YOUR INSTRUCTIONS
Pick out every line holding the string "index" and copy it.

⟨

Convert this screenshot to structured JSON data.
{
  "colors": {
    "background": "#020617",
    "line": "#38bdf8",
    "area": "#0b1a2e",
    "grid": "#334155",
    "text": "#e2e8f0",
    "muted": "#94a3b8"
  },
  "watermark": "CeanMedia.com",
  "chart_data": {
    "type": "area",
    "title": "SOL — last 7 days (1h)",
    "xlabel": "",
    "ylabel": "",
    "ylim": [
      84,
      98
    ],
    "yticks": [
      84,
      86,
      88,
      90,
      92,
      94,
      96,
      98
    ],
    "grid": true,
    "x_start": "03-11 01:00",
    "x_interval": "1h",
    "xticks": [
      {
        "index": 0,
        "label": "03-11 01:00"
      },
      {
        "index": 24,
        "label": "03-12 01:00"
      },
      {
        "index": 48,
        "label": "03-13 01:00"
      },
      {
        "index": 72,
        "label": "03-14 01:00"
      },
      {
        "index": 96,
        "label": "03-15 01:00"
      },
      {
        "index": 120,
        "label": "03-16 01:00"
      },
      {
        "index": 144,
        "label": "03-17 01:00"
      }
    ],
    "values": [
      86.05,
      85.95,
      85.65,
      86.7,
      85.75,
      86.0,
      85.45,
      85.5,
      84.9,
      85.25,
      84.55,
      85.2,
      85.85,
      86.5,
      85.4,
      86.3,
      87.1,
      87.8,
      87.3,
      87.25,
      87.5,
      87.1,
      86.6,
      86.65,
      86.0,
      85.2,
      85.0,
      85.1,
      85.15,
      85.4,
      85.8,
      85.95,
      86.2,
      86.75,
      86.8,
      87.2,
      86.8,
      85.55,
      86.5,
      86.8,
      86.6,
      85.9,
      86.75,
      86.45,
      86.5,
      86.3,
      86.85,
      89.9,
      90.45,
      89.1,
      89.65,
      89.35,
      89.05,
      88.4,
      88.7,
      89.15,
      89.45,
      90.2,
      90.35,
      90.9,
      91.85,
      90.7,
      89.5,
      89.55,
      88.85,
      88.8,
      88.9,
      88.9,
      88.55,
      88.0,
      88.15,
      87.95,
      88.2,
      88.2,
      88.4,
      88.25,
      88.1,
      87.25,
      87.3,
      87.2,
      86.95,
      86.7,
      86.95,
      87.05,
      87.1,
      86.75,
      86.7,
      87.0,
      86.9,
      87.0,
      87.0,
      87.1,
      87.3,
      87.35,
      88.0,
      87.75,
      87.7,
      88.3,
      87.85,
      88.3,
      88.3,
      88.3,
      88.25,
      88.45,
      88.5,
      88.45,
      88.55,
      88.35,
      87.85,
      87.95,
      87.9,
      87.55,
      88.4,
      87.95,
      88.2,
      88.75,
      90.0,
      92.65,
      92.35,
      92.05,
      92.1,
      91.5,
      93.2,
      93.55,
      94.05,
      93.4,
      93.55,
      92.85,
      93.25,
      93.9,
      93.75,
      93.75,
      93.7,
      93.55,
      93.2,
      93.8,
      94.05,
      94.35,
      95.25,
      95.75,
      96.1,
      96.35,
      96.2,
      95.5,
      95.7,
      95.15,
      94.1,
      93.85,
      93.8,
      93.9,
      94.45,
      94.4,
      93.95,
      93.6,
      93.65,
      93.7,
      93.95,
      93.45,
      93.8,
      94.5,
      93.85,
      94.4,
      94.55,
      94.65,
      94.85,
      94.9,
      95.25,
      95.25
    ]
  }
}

⟩

EXERCISE RESULT
        "index": 0,
        "index": 24,
        "index": 48,
        "index": 72,
        "index": 96,
        "index": 120,
        "index": 144,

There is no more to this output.